WHAT IS REQUIRED:
Rewrite the stretch of records from the start through the line containing "830, 769, 832]", changing every "total-marker" to "sum-marker" and leaving everything else unchanged.

WORKING DATA:
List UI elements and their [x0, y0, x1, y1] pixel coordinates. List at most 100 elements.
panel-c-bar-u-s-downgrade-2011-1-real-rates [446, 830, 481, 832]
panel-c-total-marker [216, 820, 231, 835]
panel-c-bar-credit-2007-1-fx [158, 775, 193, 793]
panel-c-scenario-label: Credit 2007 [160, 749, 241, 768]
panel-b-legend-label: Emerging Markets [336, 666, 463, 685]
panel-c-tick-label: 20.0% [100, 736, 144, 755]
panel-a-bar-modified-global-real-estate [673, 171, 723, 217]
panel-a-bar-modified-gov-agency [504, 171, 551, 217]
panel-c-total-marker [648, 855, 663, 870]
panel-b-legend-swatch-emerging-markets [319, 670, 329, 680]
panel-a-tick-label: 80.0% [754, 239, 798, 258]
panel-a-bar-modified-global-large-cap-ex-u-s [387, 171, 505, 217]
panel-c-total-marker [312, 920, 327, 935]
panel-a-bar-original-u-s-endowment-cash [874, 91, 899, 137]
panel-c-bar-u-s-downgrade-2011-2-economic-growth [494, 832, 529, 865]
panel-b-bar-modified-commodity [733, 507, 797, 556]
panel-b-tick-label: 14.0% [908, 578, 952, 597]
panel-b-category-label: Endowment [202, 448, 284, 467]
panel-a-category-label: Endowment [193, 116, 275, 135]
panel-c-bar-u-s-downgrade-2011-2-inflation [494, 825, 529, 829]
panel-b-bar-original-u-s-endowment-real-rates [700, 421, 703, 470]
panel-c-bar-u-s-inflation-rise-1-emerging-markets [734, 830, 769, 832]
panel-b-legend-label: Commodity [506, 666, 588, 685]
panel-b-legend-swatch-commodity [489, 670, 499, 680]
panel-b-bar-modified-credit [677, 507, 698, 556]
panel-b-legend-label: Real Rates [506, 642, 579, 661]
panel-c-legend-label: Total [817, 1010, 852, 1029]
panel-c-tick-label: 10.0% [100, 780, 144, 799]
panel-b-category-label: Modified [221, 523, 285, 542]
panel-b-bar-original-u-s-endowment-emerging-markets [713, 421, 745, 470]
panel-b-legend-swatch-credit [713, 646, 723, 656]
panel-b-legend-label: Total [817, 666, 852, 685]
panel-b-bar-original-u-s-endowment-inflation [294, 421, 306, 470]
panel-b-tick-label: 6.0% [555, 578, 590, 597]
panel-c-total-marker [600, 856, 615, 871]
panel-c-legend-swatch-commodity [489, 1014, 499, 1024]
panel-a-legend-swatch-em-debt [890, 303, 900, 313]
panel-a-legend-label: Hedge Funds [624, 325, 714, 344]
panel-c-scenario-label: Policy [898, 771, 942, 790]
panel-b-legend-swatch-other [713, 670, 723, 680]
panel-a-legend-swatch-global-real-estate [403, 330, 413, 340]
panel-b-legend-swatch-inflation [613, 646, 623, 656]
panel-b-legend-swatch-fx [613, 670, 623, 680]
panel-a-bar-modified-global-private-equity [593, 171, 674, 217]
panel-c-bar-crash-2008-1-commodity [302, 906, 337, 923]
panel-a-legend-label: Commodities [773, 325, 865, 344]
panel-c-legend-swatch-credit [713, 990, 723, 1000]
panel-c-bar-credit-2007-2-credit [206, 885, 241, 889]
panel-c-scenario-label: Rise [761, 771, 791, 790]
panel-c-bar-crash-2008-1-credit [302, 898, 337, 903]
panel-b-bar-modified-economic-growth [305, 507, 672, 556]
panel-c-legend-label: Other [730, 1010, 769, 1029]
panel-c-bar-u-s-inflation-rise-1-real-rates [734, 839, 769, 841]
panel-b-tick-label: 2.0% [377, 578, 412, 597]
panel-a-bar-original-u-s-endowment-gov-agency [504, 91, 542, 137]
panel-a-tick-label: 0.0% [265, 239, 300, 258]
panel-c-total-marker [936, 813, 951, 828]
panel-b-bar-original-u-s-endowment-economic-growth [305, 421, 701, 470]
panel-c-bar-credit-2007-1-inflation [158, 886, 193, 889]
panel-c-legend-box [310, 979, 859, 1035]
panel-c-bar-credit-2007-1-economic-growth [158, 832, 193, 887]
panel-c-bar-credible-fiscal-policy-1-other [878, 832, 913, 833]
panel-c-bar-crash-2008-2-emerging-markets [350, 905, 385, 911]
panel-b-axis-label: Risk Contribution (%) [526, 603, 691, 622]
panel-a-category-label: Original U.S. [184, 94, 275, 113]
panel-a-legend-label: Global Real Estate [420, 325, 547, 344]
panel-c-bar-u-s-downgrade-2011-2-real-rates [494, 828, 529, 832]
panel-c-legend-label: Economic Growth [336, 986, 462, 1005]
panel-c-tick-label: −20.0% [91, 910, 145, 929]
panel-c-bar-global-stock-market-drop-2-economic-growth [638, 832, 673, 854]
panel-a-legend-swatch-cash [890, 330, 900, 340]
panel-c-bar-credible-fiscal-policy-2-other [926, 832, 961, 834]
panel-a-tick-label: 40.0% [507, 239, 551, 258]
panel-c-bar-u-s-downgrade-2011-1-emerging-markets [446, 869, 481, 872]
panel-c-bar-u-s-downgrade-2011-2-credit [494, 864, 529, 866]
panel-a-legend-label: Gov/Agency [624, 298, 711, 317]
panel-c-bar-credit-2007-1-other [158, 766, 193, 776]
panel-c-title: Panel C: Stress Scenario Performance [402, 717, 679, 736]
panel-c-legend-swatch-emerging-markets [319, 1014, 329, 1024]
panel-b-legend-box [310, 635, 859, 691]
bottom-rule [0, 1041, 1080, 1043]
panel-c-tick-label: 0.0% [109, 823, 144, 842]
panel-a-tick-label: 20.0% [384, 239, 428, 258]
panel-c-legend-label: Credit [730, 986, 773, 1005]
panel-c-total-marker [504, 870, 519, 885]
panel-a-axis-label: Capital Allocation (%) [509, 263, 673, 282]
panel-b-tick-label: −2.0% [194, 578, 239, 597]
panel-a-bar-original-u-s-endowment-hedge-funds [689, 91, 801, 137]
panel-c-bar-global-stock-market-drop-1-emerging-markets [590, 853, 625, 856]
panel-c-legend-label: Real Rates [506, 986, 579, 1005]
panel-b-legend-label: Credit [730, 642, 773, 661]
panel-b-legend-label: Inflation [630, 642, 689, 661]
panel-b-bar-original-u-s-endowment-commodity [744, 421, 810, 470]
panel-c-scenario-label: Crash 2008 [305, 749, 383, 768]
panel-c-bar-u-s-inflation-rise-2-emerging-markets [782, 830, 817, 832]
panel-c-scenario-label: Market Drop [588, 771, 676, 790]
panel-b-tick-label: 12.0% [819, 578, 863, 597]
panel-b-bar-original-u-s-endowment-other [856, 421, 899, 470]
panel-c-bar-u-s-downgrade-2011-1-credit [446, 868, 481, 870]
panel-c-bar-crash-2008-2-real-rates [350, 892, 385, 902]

PROBLEM SOLUTION:
List UI elements and their [x0, y0, x1, y1] pixel coordinates. List at most 100 elements.
panel-c-bar-u-s-downgrade-2011-1-real-rates [446, 830, 481, 832]
panel-c-sum-marker [216, 820, 231, 835]
panel-c-bar-credit-2007-1-fx [158, 775, 193, 793]
panel-c-scenario-label: Credit 2007 [160, 749, 241, 768]
panel-b-legend-label: Emerging Markets [336, 666, 463, 685]
panel-c-tick-label: 20.0% [100, 736, 144, 755]
panel-a-bar-modified-global-real-estate [673, 171, 723, 217]
panel-a-bar-modified-gov-agency [504, 171, 551, 217]
panel-c-sum-marker [648, 855, 663, 870]
panel-b-legend-swatch-emerging-markets [319, 670, 329, 680]
panel-a-tick-label: 80.0% [754, 239, 798, 258]
panel-a-bar-modified-global-large-cap-ex-u-s [387, 171, 505, 217]
panel-c-sum-marker [312, 920, 327, 935]
panel-a-bar-original-u-s-endowment-cash [874, 91, 899, 137]
panel-c-bar-u-s-downgrade-2011-2-economic-growth [494, 832, 529, 865]
panel-b-bar-modified-commodity [733, 507, 797, 556]
panel-b-tick-label: 14.0% [908, 578, 952, 597]
panel-b-category-label: Endowment [202, 448, 284, 467]
panel-a-category-label: Endowment [193, 116, 275, 135]
panel-c-bar-u-s-downgrade-2011-2-inflation [494, 825, 529, 829]
panel-b-bar-original-u-s-endowment-real-rates [700, 421, 703, 470]
panel-c-bar-u-s-inflation-rise-1-emerging-markets [734, 830, 769, 832]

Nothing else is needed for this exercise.